EXERCISE OBJECTIVE: Go through the listing beneath this task and return every line that carries the string "gronnol".

RECORDS:
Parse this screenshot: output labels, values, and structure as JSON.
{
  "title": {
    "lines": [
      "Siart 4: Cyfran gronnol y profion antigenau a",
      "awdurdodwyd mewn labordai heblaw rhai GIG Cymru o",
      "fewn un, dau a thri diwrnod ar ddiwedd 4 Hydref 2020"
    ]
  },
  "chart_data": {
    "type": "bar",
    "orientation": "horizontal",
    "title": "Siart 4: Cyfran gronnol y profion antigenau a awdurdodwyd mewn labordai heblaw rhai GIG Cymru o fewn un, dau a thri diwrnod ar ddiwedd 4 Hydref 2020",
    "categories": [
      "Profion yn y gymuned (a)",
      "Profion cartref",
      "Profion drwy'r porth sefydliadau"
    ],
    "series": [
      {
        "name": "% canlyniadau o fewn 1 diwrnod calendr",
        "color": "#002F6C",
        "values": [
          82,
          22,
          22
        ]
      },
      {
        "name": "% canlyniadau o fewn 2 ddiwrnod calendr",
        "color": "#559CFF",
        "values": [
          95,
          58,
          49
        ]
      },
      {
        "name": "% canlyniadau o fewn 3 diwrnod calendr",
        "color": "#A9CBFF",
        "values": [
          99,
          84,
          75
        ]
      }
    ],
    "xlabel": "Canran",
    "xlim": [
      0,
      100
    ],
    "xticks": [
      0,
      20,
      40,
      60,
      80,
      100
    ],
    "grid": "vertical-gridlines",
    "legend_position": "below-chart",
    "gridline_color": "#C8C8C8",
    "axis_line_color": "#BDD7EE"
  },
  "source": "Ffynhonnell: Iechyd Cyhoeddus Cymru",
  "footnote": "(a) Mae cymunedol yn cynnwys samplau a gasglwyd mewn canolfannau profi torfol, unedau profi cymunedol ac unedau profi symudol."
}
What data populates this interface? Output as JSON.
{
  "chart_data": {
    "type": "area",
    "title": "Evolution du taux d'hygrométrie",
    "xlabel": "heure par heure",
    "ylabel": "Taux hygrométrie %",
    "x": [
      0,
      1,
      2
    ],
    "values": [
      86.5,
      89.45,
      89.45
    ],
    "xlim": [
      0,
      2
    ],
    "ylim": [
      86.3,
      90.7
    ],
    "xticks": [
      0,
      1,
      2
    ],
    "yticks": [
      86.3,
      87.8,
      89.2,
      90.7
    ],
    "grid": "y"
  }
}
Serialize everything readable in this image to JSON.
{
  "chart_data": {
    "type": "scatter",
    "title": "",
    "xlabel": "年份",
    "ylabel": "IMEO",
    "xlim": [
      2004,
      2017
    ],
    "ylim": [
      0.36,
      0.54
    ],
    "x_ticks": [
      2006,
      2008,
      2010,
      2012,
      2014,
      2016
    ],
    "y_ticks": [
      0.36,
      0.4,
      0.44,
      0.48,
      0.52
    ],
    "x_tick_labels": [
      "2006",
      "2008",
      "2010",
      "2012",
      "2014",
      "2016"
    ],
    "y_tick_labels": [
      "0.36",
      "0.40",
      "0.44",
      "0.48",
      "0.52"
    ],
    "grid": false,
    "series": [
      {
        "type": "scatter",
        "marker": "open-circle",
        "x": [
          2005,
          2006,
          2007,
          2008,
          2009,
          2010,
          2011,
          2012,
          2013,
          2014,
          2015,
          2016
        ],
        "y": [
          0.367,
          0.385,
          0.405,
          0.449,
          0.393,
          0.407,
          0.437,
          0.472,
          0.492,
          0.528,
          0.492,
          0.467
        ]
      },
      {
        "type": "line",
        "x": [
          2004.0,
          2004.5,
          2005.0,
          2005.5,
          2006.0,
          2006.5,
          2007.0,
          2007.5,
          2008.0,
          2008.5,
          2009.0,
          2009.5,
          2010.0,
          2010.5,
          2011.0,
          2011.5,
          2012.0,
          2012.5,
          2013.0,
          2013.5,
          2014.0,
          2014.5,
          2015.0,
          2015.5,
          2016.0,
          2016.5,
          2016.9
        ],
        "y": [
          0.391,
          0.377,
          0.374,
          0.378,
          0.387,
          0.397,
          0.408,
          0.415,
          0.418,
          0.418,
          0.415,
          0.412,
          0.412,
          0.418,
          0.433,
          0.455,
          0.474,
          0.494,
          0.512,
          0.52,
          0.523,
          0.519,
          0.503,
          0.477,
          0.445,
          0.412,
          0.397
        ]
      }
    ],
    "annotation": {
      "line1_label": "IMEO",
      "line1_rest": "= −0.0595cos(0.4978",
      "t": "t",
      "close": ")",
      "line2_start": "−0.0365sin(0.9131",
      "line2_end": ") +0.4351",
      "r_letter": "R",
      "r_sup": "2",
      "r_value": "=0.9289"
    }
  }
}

RESPONSE TO THIS EXERCISE:
      "Siart 4: Cyfran gronnol y profion antigenau a",
    "title": "Siart 4: Cyfran gronnol y profion antigenau a awdurdodwyd mewn labordai heblaw rhai GIG Cymru o fewn un, dau a thri diwrnod ar ddiwedd 4 Hydref 2020",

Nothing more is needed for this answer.